*SHORT PROBLEM:* Exclude the pictures and reproduce the remaining data exactly as written.

[Start of ENTRIES]

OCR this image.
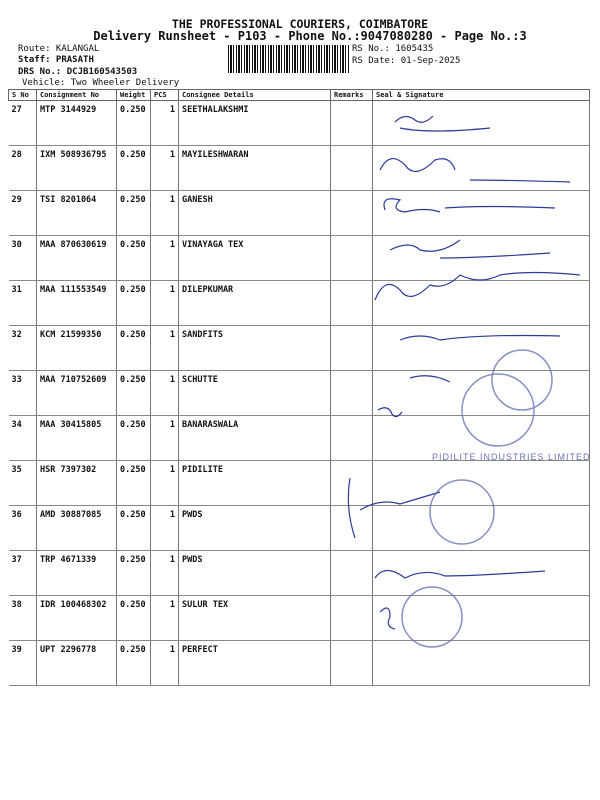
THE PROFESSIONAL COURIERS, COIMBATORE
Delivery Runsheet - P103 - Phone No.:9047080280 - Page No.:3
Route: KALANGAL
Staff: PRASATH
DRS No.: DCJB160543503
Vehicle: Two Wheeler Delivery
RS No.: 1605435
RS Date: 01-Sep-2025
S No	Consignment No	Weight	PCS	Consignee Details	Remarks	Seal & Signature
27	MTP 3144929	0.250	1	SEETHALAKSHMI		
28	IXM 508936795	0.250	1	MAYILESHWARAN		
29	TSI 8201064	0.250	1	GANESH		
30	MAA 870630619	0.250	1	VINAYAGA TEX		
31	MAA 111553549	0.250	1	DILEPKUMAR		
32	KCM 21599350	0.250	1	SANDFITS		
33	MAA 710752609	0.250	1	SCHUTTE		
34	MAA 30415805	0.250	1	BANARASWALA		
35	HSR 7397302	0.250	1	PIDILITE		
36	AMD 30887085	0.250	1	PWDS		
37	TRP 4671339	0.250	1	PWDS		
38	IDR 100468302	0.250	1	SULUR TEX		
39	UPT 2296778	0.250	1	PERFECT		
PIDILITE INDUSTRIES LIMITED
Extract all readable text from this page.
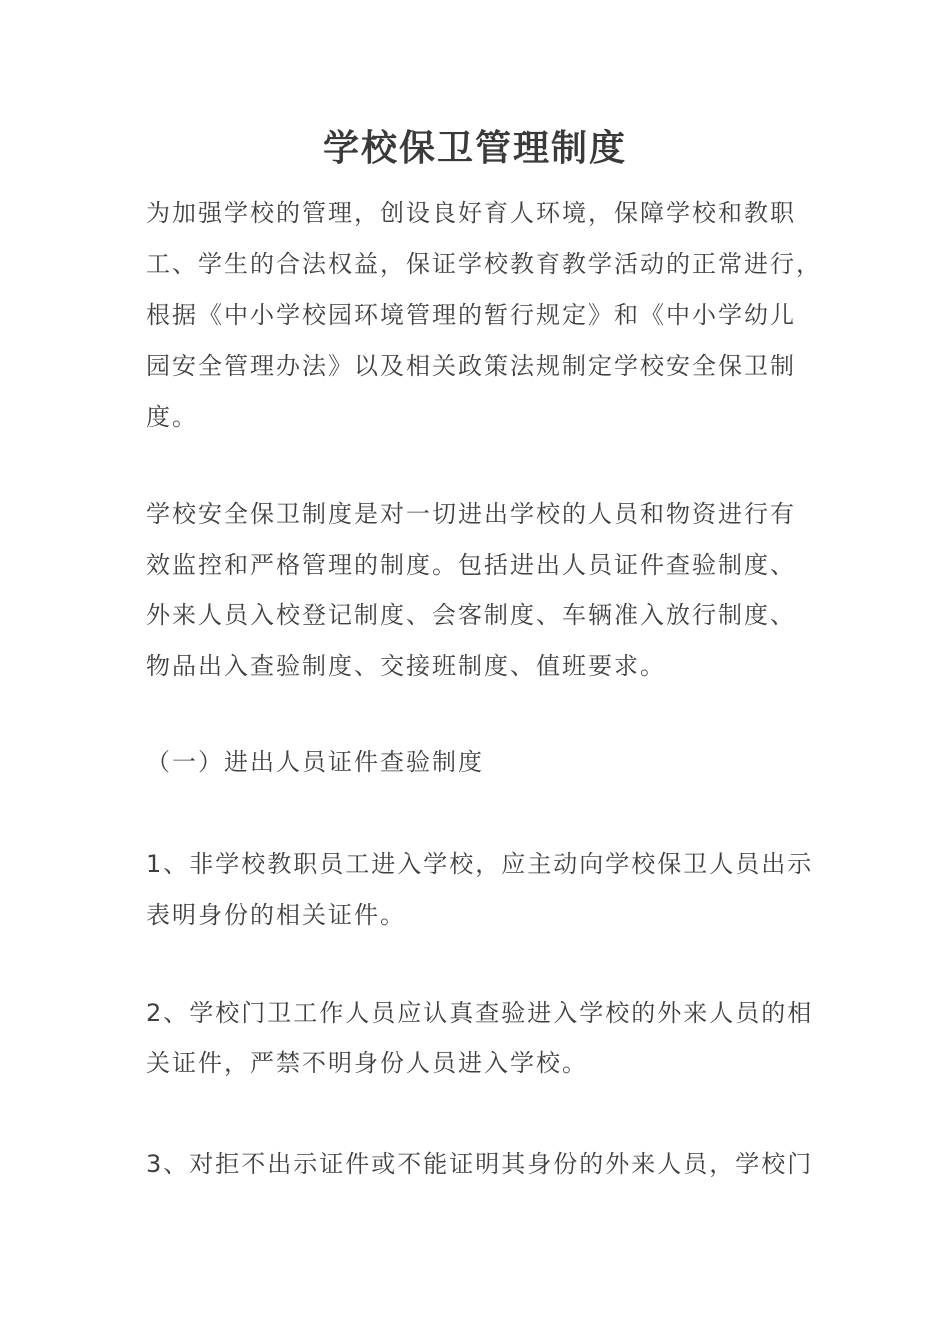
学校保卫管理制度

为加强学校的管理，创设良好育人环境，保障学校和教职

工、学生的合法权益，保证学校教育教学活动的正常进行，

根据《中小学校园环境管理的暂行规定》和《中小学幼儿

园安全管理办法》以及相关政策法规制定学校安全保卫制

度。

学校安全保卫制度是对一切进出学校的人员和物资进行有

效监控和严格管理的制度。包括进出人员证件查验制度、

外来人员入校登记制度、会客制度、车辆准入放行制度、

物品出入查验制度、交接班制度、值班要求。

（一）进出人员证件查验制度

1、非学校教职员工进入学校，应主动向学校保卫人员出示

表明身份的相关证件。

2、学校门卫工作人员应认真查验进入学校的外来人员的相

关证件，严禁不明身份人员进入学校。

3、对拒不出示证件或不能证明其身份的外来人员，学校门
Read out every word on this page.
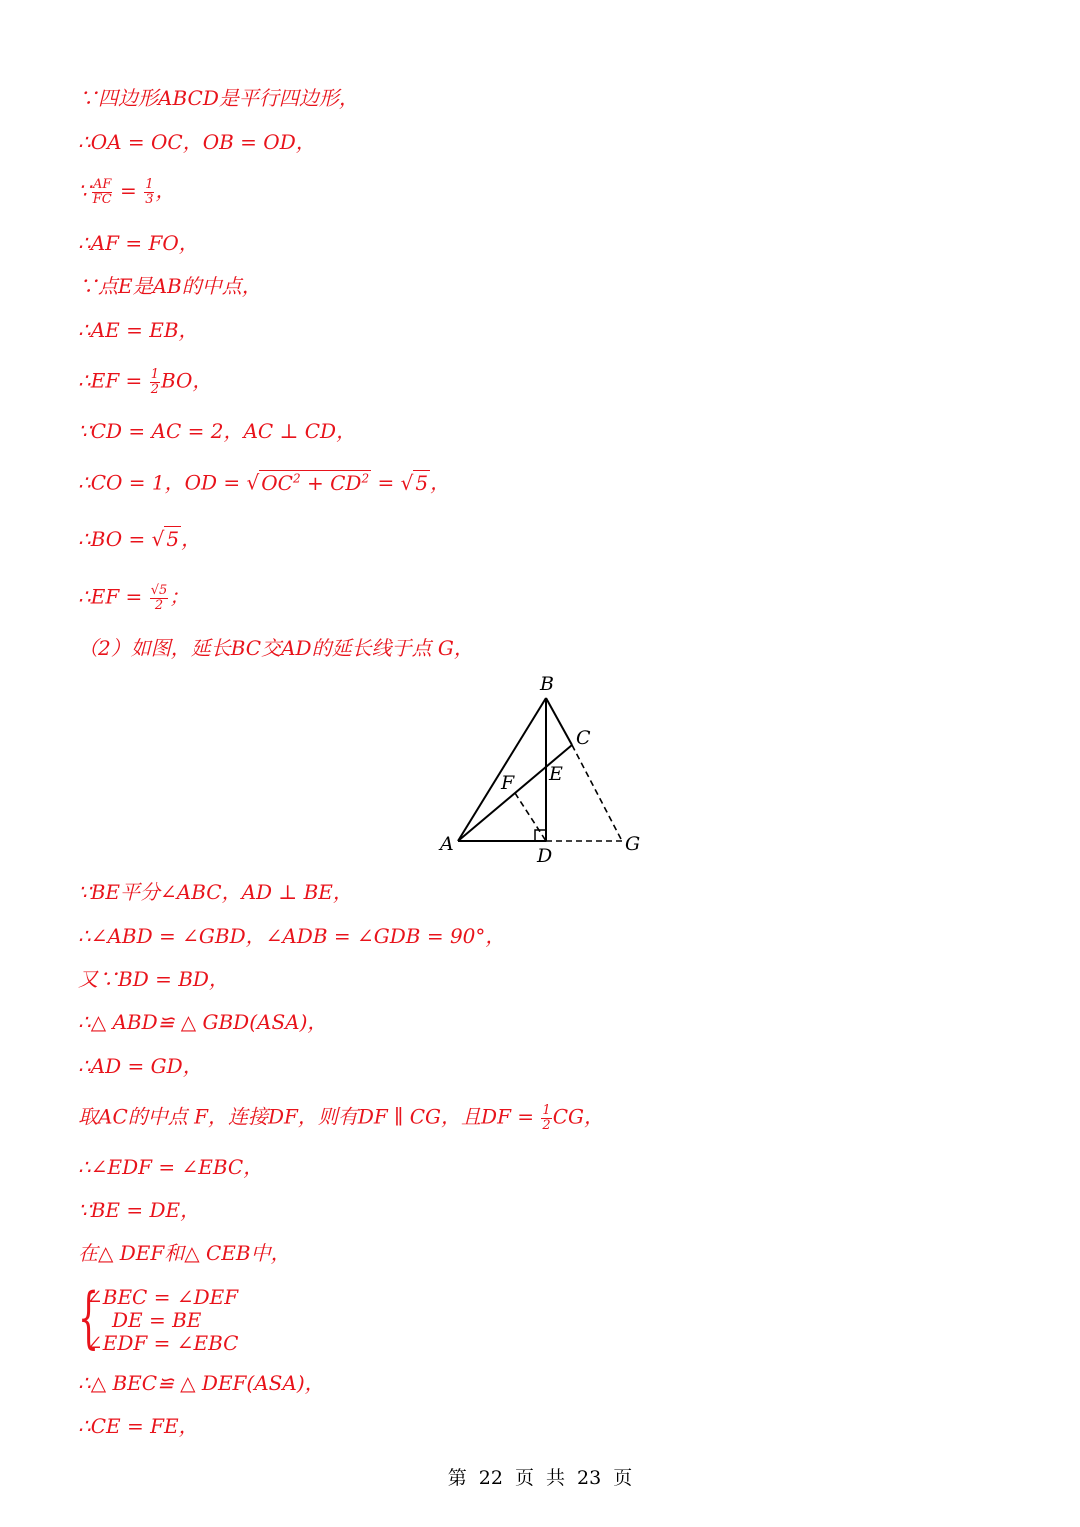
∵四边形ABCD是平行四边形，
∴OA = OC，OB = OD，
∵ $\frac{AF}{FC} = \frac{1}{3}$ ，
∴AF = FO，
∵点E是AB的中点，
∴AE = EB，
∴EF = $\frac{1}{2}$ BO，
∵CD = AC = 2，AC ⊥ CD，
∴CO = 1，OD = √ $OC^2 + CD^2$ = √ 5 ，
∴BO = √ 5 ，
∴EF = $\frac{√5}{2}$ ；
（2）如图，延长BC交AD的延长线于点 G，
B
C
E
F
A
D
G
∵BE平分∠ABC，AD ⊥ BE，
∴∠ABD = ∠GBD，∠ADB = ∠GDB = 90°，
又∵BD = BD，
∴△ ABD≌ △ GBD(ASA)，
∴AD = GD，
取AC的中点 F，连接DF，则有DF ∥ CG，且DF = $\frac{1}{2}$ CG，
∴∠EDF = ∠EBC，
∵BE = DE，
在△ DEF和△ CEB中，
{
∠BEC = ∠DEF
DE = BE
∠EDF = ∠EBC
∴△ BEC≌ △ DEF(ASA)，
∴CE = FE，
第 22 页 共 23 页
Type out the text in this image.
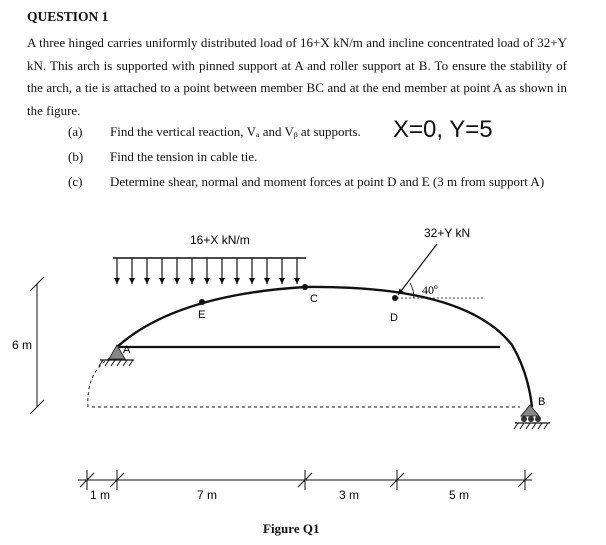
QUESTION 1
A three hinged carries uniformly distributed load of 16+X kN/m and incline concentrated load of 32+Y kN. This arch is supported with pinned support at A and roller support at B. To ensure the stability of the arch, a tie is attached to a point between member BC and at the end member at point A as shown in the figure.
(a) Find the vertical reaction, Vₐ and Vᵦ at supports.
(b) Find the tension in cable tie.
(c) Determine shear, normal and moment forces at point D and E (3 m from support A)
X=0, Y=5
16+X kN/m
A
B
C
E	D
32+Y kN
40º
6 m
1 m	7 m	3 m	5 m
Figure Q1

[End of ENTRIES]

*EXERCISE SOLUTION:*
OCR this image.
THE PROFESSIONAL COURIERS, COIMBATORE
Delivery Runsheet - P103 - Phone No.:9047080280 - Page No.:3
Route: KALANGAL
Staff: PRASATH
DRS No.: DCJB160543503
Vehicle: Two Wheeler Delivery
RS No.: 1605435
RS Date: 01-Sep-2025
S No	Consignment No	Weight	PCS	Consignee Details	Remarks	Seal & Signature
27	MTP 3144929	0.250	1	SEETHALAKSHMI		
28	IXM 508936795	0.250	1	MAYILESHWARAN		
29	TSI 8201064	0.250	1	GANESH		
30	MAA 870630619	0.250	1	VINAYAGA TEX		
31	MAA 111553549	0.250	1	DILEPKUMAR		
32	KCM 21599350	0.250	1	SANDFITS		
33	MAA 710752609	0.250	1	SCHUTTE		
34	MAA 30415805	0.250	1	BANARASWALA		
35	HSR 7397302	0.250	1	PIDILITE		
36	AMD 30887085	0.250	1	PWDS		
37	TRP 4671339	0.250	1	PWDS		
38	IDR 100468302	0.250	1	SULUR TEX		
39	UPT 2296778	0.250	1	PERFECT		
PIDILITE INDUSTRIES LIMITED
Extract all readable text from this page.
学校保卫管理制度

为加强学校的管理，创设良好育人环境，保障学校和教职

工、学生的合法权益，保证学校教育教学活动的正常进行，

根据《中小学校园环境管理的暂行规定》和《中小学幼儿

园安全管理办法》以及相关政策法规制定学校安全保卫制

度。

学校安全保卫制度是对一切进出学校的人员和物资进行有

效监控和严格管理的制度。包括进出人员证件查验制度、

外来人员入校登记制度、会客制度、车辆准入放行制度、

物品出入查验制度、交接班制度、值班要求。

（一）进出人员证件查验制度

1、非学校教职员工进入学校，应主动向学校保卫人员出示

表明身份的相关证件。

2、学校门卫工作人员应认真查验进入学校的外来人员的相

关证件，严禁不明身份人员进入学校。

3、对拒不出示证件或不能证明其身份的外来人员，学校门
Read out every word on this page.
∵四边形ABCD是平行四边形，
∴OA = OC，OB = OD，
∵ $\frac{AF}{FC} = \frac{1}{3}$ ，
∴AF = FO，
∵点E是AB的中点，
∴AE = EB，
∴EF = $\frac{1}{2}$ BO，
∵CD = AC = 2，AC ⊥ CD，
∴CO = 1，OD = √ $OC^2 + CD^2$ = √ 5 ，
∴BO = √ 5 ，
∴EF = $\frac{√5}{2}$ ；
（2）如图，延长BC交AD的延长线于点 G，
B
C
E
F
A
D
G
∵BE平分∠ABC，AD ⊥ BE，
∴∠ABD = ∠GBD，∠ADB = ∠GDB = 90°，
又∵BD = BD，
∴△ ABD≌ △ GBD(ASA)，
∴AD = GD，
取AC的中点 F，连接DF，则有DF ∥ CG，且DF = $\frac{1}{2}$ CG，
∴∠EDF = ∠EBC，
∵BE = DE，
在△ DEF和△ CEB中，
{
∠BEC = ∠DEF
DE = BE
∠EDF = ∠EBC
∴△ BEC≌ △ DEF(ASA)，
∴CE = FE，
第 22 页 共 23 页
Type out the text in this image.
QUESTION 1
A three hinged carries uniformly distributed load of 16+X kN/m and incline concentrated load of 32+Y kN. This arch is supported with pinned support at A and roller support at B. To ensure the stability of the arch, a tie is attached to a point between member BC and at the end member at point A as shown in the figure.
(a) Find the vertical reaction, Vₐ and Vᵦ at supports.
(b) Find the tension in cable tie.
(c) Determine shear, normal and moment forces at point D and E (3 m from support A)
X=0, Y=5
16+X kN/m
A
B
C
E	D
32+Y kN
40º
6 m
1 m	7 m	3 m	5 m
Figure Q1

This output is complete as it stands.